» **Material provided**:
- - - -
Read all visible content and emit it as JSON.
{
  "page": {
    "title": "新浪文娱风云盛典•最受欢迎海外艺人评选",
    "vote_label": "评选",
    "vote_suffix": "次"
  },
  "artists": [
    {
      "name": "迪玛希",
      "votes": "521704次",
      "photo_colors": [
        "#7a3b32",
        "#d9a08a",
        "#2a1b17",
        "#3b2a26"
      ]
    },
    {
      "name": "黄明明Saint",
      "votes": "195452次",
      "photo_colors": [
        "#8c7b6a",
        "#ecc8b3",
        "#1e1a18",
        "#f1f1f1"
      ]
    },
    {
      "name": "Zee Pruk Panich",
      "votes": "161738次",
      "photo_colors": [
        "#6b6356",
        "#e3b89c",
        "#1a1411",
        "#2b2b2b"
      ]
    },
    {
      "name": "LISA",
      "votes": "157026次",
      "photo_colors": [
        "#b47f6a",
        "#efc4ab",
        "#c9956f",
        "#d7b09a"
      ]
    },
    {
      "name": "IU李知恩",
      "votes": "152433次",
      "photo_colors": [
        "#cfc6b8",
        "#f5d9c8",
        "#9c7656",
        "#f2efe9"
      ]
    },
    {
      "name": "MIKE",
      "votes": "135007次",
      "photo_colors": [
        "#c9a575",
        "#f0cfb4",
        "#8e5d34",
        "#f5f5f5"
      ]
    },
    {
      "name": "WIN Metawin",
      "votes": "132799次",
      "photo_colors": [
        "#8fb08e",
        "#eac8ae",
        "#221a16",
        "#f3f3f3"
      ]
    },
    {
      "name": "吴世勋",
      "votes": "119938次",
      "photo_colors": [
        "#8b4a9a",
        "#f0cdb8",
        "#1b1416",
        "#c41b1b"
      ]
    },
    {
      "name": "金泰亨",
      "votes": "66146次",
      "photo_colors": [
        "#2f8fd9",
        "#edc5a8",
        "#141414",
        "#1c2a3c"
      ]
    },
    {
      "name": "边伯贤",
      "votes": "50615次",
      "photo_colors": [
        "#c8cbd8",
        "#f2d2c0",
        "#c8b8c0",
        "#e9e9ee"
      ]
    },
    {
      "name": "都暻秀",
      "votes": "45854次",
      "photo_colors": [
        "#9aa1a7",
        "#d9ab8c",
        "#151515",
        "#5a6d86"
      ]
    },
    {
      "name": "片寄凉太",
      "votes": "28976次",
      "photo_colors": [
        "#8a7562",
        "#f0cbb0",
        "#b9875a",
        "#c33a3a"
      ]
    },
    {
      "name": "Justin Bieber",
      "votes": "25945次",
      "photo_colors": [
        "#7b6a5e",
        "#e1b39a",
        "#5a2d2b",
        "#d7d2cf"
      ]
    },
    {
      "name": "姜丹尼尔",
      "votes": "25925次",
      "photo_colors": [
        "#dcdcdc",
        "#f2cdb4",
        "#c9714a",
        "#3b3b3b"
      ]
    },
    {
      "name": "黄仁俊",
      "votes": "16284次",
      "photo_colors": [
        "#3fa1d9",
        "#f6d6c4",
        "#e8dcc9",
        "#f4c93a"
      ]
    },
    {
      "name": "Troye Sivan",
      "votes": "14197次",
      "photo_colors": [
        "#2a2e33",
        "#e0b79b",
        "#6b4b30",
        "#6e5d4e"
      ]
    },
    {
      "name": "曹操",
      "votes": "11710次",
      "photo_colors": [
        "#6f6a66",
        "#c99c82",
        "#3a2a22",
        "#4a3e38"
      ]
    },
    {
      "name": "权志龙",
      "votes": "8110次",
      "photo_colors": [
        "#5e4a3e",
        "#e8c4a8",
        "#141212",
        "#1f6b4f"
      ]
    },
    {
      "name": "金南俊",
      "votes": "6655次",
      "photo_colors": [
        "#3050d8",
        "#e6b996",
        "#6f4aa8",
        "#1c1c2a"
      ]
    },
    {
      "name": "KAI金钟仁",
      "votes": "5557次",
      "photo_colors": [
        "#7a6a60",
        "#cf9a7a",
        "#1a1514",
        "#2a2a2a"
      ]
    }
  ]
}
- - - -
» **Stated task**: Produce an exact copy of every entry above.

» **Full answer**:
Read all visible content and emit it as JSON.
{
  "page": {
    "title": "新浪文娱风云盛典•最受欢迎海外艺人评选",
    "vote_label": "评选",
    "vote_suffix": "次"
  },
  "artists": [
    {
      "name": "迪玛希",
      "votes": "521704次",
      "photo_colors": [
        "#7a3b32",
        "#d9a08a",
        "#2a1b17",
        "#3b2a26"
      ]
    },
    {
      "name": "黄明明Saint",
      "votes": "195452次",
      "photo_colors": [
        "#8c7b6a",
        "#ecc8b3",
        "#1e1a18",
        "#f1f1f1"
      ]
    },
    {
      "name": "Zee Pruk Panich",
      "votes": "161738次",
      "photo_colors": [
        "#6b6356",
        "#e3b89c",
        "#1a1411",
        "#2b2b2b"
      ]
    },
    {
      "name": "LISA",
      "votes": "157026次",
      "photo_colors": [
        "#b47f6a",
        "#efc4ab",
        "#c9956f",
        "#d7b09a"
      ]
    },
    {
      "name": "IU李知恩",
      "votes": "152433次",
      "photo_colors": [
        "#cfc6b8",
        "#f5d9c8",
        "#9c7656",
        "#f2efe9"
      ]
    },
    {
      "name": "MIKE",
      "votes": "135007次",
      "photo_colors": [
        "#c9a575",
        "#f0cfb4",
        "#8e5d34",
        "#f5f5f5"
      ]
    },
    {
      "name": "WIN Metawin",
      "votes": "132799次",
      "photo_colors": [
        "#8fb08e",
        "#eac8ae",
        "#221a16",
        "#f3f3f3"
      ]
    },
    {
      "name": "吴世勋",
      "votes": "119938次",
      "photo_colors": [
        "#8b4a9a",
        "#f0cdb8",
        "#1b1416",
        "#c41b1b"
      ]
    },
    {
      "name": "金泰亨",
      "votes": "66146次",
      "photo_colors": [
        "#2f8fd9",
        "#edc5a8",
        "#141414",
        "#1c2a3c"
      ]
    },
    {
      "name": "边伯贤",
      "votes": "50615次",
      "photo_colors": [
        "#c8cbd8",
        "#f2d2c0",
        "#c8b8c0",
        "#e9e9ee"
      ]
    },
    {
      "name": "都暻秀",
      "votes": "45854次",
      "photo_colors": [
        "#9aa1a7",
        "#d9ab8c",
        "#151515",
        "#5a6d86"
      ]
    },
    {
      "name": "片寄凉太",
      "votes": "28976次",
      "photo_colors": [
        "#8a7562",
        "#f0cbb0",
        "#b9875a",
        "#c33a3a"
      ]
    },
    {
      "name": "Justin Bieber",
      "votes": "25945次",
      "photo_colors": [
        "#7b6a5e",
        "#e1b39a",
        "#5a2d2b",
        "#d7d2cf"
      ]
    },
    {
      "name": "姜丹尼尔",
      "votes": "25925次",
      "photo_colors": [
        "#dcdcdc",
        "#f2cdb4",
        "#c9714a",
        "#3b3b3b"
      ]
    },
    {
      "name": "黄仁俊",
      "votes": "16284次",
      "photo_colors": [
        "#3fa1d9",
        "#f6d6c4",
        "#e8dcc9",
        "#f4c93a"
      ]
    },
    {
      "name": "Troye Sivan",
      "votes": "14197次",
      "photo_colors": [
        "#2a2e33",
        "#e0b79b",
        "#6b4b30",
        "#6e5d4e"
      ]
    },
    {
      "name": "曹操",
      "votes": "11710次",
      "photo_colors": [
        "#6f6a66",
        "#c99c82",
        "#3a2a22",
        "#4a3e38"
      ]
    },
    {
      "name": "权志龙",
      "votes": "8110次",
      "photo_colors": [
        "#5e4a3e",
        "#e8c4a8",
        "#141212",
        "#1f6b4f"
      ]
    },
    {
      "name": "金南俊",
      "votes": "6655次",
      "photo_colors": [
        "#3050d8",
        "#e6b996",
        "#6f4aa8",
        "#1c1c2a"
      ]
    },
    {
      "name": "KAI金钟仁",
      "votes": "5557次",
      "photo_colors": [
        "#7a6a60",
        "#cf9a7a",
        "#1a1514",
        "#2a2a2a"
      ]
    }
  ]
}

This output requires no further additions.